[Collected data]
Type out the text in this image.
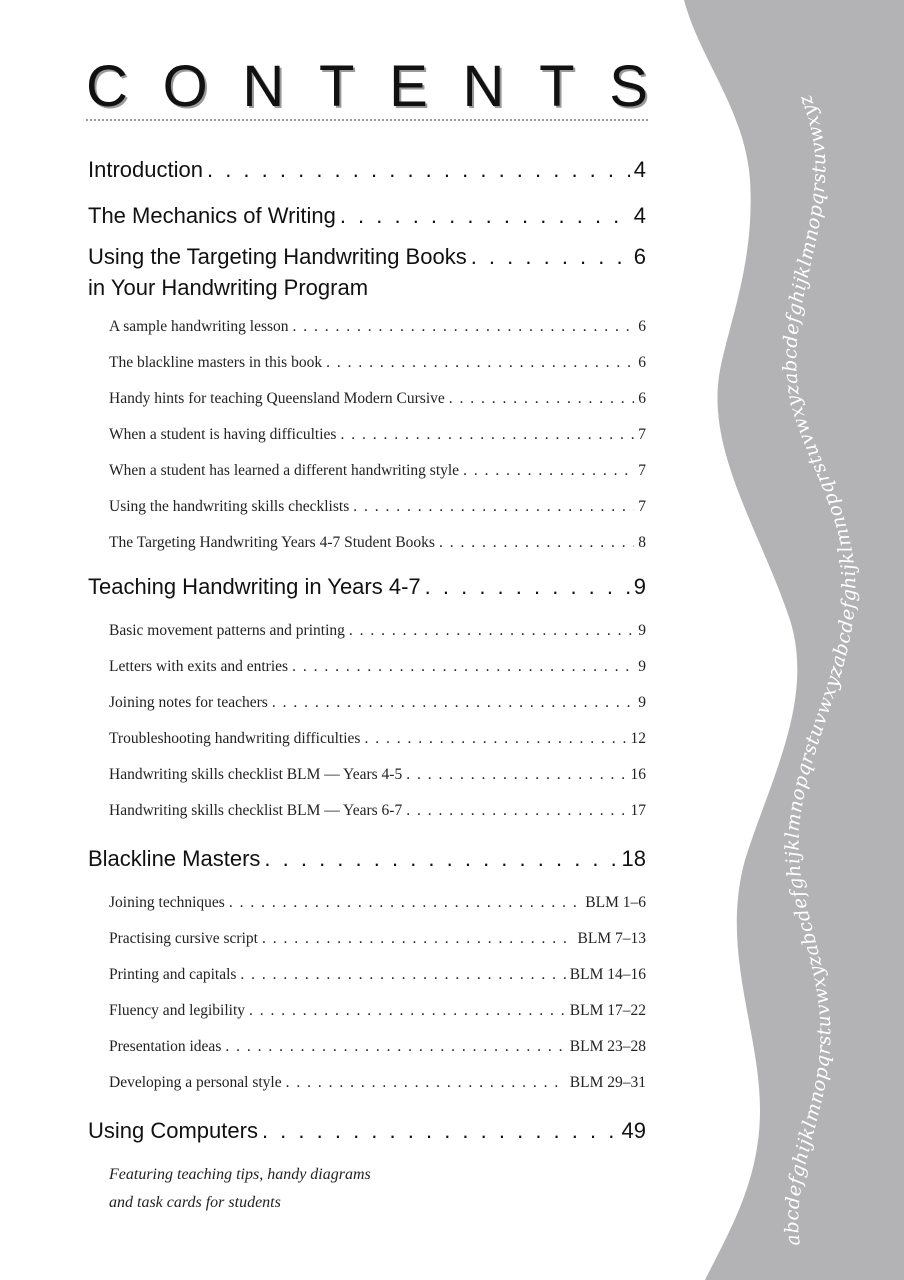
abcdefghijklmnopqrstuvwxyzabcdefghijklmnopqrstuvwxyzabcdefghijklmnopqrstuvwxyzabcdefghijklmnopqrstuvwxyz
C O N T E N T S
Introduction . . .	4
The Mechanics of Writing . . .	4
Using the Targeting Handwriting Books . . .	6
in Your Handwriting Program
A sample handwriting lesson . . .	6
The blackline masters in this book . . .	6
Handy hints for teaching Queensland Modern Cursive . . .	6
When a student is having difficulties . . .	7
When a student has learned a different handwriting style . . .	7
Using the handwriting skills checklists . . .	7
The Targeting Handwriting Years 4-7 Student Books . . .	8
Teaching Handwriting in Years 4-7 . . .	9
Basic movement patterns and printing . . .	9
Letters with exits and entries . . .	9
Joining notes for teachers . . .	9
Troubleshooting handwriting difficulties . . .	12
Handwriting skills checklist BLM — Years 4-5 . . .	16
Handwriting skills checklist BLM — Years 6-7 . . .	17
Blackline Masters . . .	18
Joining techniques . . .	BLM 1–6
Practising cursive script . . .	BLM 7–13
Printing and capitals . . .	BLM 14–16
Fluency and legibility . . .	BLM 17–22
Presentation ideas . . .	BLM 23–28
Developing a personal style . . .	BLM 29–31
Using Computers . . .	49
Featuring teaching tips, handy diagrams
and task cards for students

### TASK
Repeat the listing above exactly, with no pictures.

### EXERCISE ANSWER
Type out the text in this image.
abcdefghijklmnopqrstuvwxyzabcdefghijklmnopqrstuvwxyzabcdefghijklmnopqrstuvwxyzabcdefghijklmnopqrstuvwxyz
C O N T E N T S
Introduction . . .	4
The Mechanics of Writing . . .	4
Using the Targeting Handwriting Books . . .	6
in Your Handwriting Program
A sample handwriting lesson . . .	6
The blackline masters in this book . . .	6
Handy hints for teaching Queensland Modern Cursive . . .	6
When a student is having difficulties . . .	7
When a student has learned a different handwriting style . . .	7
Using the handwriting skills checklists . . .	7
The Targeting Handwriting Years 4-7 Student Books . . .	8
Teaching Handwriting in Years 4-7 . . .	9
Basic movement patterns and printing . . .	9
Letters with exits and entries . . .	9
Joining notes for teachers . . .	9
Troubleshooting handwriting difficulties . . .	12
Handwriting skills checklist BLM — Years 4-5 . . .	16
Handwriting skills checklist BLM — Years 6-7 . . .	17
Blackline Masters . . .	18
Joining techniques . . .	BLM 1–6
Practising cursive script . . .	BLM 7–13
Printing and capitals . . .	BLM 14–16
Fluency and legibility . . .	BLM 17–22
Presentation ideas . . .	BLM 23–28
Developing a personal style . . .	BLM 29–31
Using Computers . . .	49
Featuring teaching tips, handy diagrams
and task cards for students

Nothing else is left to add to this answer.